▸ Segmento de texto
2.1. Origem do nome capulana

Antes de definir capulana, é importante perceber a origem do nome capulana. Segundo a

autora Angelica André (André, 2016), o nome capulana vem de Ka pulana de origem tsonga,

usado de norte a sul de Moçambique. Apesar de ter muitos nomes vernaculos para identificar

cada tipo de pano, pelos seus desenhos e figuras geométricas, o termo capulana é o mais

usado para designar tecidos coloridos com estampa e sem estampa. Actualmente faz parte da

lingua portuguesa mas a palavra não é de igual origem. Uma das explicaçoês que se dá ao

fenómeno é o fato de este derivar do termo ka pulana que significa lugar do regulo polana,

hoje integrado na cidade de Maputo. A palavra capulana não se usa em nenhum outro país

africano de língua portuguesa. É designado como pano africano, em Brasil, tendo como

sinónimo kanga (palavra em swahili, que significa galinha indiana). (André,2016,p.17)

▸ Tarefa 1
Transcreva, do texto sobre a origem do nome capulana, o trecho que começa com as palavras "lingua portuguesa mas" e termina com "galinha indiana). (André,2016,p.17)".
▸ Tarefa 2
Retome o texto sobre a origem do nome capulana a partir do ponto em que ele se encerra.

▸ Dados de origem
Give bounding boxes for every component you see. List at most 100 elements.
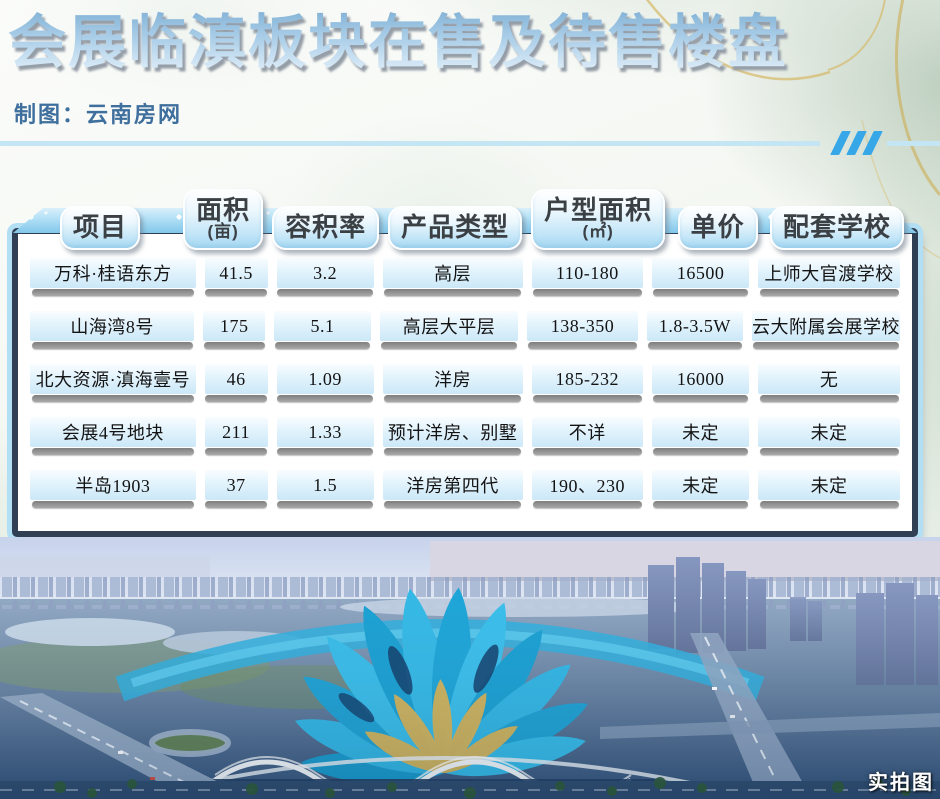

▸ Resultado 1
lingua portuguesa mas a palavra não é de igual origem. Uma das explicaçoês que se dá ao

fenómeno é o fato de este derivar do termo ka pulana que significa lugar do regulo polana,

hoje integrado na cidade de Maputo. A palavra capulana não se usa em nenhum outro país

africano de língua portuguesa. É designado como pano africano, em Brasil, tendo como

sinónimo kanga (palavra em swahili, que significa galinha indiana). (André,2016,p.17)

▸ Resultado 2
O prefixo "Ka"significa "na"ou "no", para referir-se a um lugar (cidade, casa, etc) e pulana é o

nome do espaço onde decorriam as feiras dos tecidos antigos, pulana Mpfumo, localizada em

Maputo. Tem atualmente como referência o hotel polana, que é espaço turístico. A população

moçambicana quando ia comprar os panos, dizia no seu idioma “ni a ka-pulana", o que

traduzido quer dizer "vou as terras do Polana".A palavra ka pulana foi empregue na lingua

portuguesa designando capulana, referindo os panos antes bertangil ou bertangim trazidos

pelos portugueses durante o processo de trocas comerciais (André, 2016).

2.1.1 Definição da Capulana

É um pano de dimensões variadas, feito de algodão, ou por vezes de fibra sintética,

normalmente de cores brilhantes ou vivas, com motivos africanos, incluindo símbolos da

natureza, florestal, cultural ou abstratas e padrões geométricos variáveis. (André,2016,p.22).

Para Claudia Renata (Renata, 2013,p.3) a capulana é um pano retangular de algodão,

misturado com fibras sintéticas, com motivos estampados e cores fortes. As estampas por

vezes representam a flora e fauna das savanas do Moçambique e também desenhos

geométricos pela forte influência árabe.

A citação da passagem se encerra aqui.